Wherever the string "legend" appears in a line, extract that line.

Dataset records
━━━━━━━━

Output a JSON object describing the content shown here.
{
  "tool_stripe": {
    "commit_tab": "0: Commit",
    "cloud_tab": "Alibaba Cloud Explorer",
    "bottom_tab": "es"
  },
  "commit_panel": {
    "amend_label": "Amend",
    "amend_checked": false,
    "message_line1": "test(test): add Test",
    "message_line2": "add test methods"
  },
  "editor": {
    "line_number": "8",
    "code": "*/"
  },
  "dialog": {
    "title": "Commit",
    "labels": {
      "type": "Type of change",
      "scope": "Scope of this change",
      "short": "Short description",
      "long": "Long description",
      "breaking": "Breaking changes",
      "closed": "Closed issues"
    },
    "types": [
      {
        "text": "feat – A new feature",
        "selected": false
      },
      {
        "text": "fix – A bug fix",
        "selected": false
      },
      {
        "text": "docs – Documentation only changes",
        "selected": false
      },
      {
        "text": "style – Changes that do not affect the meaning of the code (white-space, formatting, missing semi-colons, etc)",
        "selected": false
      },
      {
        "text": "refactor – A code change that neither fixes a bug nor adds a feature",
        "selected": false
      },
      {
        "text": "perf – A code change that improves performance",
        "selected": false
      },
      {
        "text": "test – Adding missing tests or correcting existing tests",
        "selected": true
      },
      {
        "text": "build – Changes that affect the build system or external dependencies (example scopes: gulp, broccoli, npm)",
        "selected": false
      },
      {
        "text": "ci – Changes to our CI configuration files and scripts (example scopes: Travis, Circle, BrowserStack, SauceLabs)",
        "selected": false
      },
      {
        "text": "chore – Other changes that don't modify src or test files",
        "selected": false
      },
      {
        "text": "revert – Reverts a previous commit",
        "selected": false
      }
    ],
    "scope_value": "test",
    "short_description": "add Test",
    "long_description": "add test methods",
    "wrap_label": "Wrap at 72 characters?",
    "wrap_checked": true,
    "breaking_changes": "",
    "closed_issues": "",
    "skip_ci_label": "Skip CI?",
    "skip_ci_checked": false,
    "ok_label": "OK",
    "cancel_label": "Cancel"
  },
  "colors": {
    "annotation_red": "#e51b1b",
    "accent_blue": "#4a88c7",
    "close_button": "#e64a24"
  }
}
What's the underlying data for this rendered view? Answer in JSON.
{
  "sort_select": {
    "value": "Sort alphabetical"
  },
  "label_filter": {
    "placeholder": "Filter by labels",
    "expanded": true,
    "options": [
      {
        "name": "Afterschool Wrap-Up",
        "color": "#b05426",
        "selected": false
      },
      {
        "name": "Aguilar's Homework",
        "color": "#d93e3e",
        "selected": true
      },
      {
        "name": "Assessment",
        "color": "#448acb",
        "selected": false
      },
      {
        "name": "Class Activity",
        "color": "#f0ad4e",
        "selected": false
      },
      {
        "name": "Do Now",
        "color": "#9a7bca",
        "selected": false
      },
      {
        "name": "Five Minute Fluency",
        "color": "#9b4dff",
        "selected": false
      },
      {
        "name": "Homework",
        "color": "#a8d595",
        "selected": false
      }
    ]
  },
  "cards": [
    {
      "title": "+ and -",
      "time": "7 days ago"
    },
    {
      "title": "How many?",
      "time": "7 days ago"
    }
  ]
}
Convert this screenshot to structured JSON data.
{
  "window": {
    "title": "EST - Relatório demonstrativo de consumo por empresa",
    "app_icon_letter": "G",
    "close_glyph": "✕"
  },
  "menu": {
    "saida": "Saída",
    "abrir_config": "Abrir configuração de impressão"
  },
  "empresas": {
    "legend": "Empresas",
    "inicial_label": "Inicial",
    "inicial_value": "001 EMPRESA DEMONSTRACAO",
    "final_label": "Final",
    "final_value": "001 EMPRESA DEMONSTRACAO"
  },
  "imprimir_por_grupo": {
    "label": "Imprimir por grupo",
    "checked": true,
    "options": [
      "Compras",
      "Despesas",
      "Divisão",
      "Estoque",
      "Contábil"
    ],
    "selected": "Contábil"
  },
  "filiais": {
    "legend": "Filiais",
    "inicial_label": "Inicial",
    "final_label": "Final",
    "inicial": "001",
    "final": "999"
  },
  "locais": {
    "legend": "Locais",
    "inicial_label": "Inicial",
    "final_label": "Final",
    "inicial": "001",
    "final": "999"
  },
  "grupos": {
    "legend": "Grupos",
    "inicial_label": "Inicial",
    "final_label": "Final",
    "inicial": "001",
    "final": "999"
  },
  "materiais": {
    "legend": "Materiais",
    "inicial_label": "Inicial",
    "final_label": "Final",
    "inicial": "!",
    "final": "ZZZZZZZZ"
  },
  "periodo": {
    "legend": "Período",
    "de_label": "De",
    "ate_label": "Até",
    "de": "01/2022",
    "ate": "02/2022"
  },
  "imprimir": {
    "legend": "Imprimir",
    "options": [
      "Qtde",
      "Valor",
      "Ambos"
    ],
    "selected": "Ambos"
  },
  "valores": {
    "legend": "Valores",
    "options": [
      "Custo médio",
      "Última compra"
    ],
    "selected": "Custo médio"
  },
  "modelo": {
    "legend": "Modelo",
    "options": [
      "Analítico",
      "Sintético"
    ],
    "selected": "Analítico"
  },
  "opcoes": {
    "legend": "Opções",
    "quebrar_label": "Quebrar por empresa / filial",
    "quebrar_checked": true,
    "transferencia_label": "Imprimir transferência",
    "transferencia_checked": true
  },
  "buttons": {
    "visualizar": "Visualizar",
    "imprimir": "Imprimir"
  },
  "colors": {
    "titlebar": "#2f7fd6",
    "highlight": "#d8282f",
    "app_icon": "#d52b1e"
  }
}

━━━━━━━━

Written answer -
    "legend": "Empresas",
    "legend": "Filiais",
    "legend": "Locais",
    "legend": "Grupos",
    "legend": "Materiais",
    "legend": "Período",
    "legend": "Imprimir",
    "legend": "Valores",
    "legend": "Modelo",
    "legend": "Opções",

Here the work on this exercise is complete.